-- START --

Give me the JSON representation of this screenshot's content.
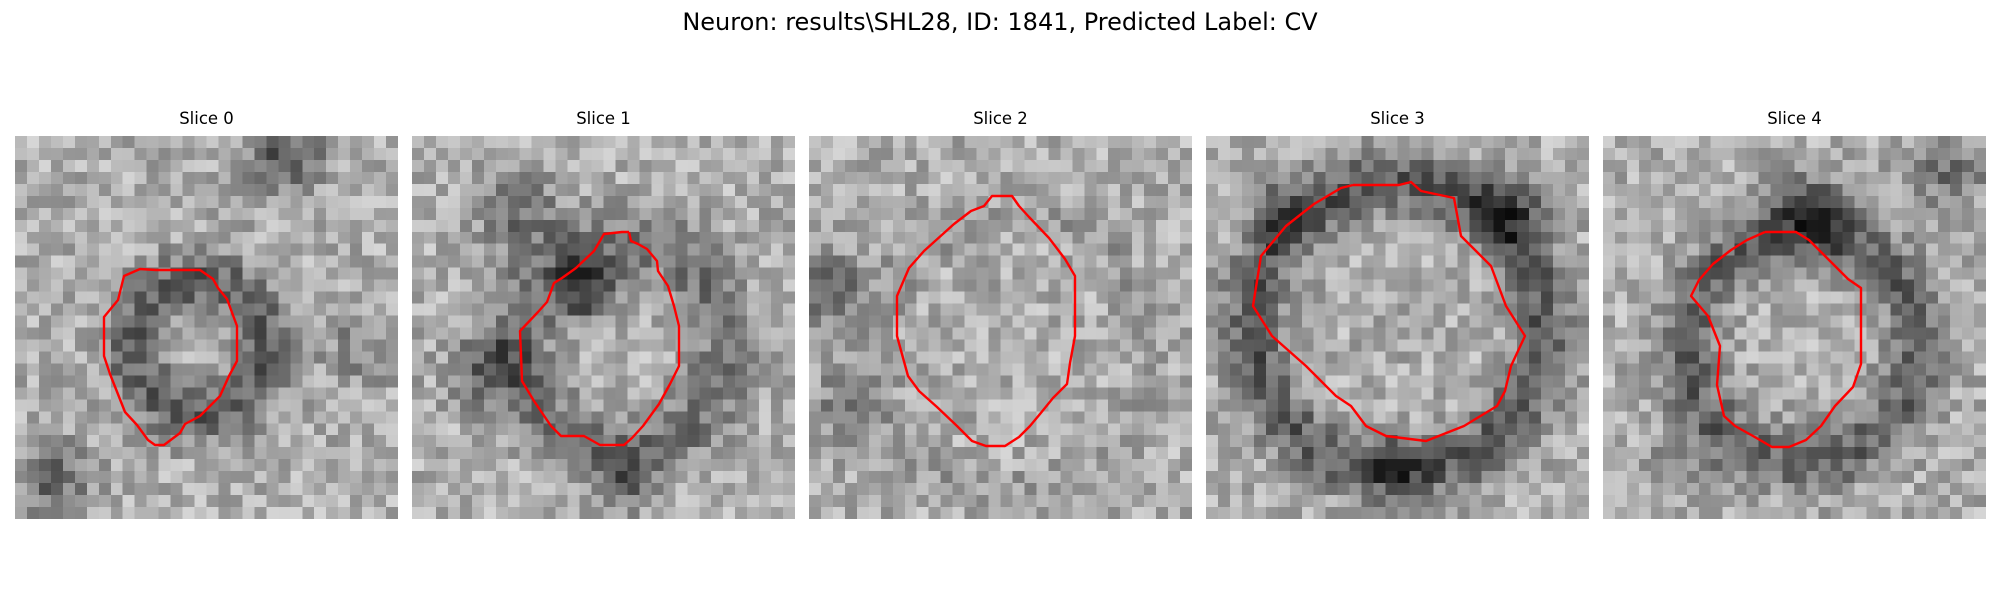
{
  "figure": {
    "title": "Neuron: results\\SHL28, ID: 1841, Predicted Label: CV"
  },
  "contour_color": "#ff0000",
  "slices": [
    {
      "title": "Slice 0"
    },
    {
      "title": "Slice 1"
    },
    {
      "title": "Slice 2"
    },
    {
      "title": "Slice 3"
    },
    {
      "title": "Slice 4"
    }
  ]
}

-- END --

◆ The request: Copy the listing exactly. Any image in it stays out of the copy.

◆ Exercise result:
Give me the JSON representation of this screenshot's content.
{
  "figure": {
    "title": "Neuron: results\\SHL28, ID: 1841, Predicted Label: CV"
  },
  "contour_color": "#ff0000",
  "slices": [
    {
      "title": "Slice 0"
    },
    {
      "title": "Slice 1"
    },
    {
      "title": "Slice 2"
    },
    {
      "title": "Slice 3"
    },
    {
      "title": "Slice 4"
    }
  ]
}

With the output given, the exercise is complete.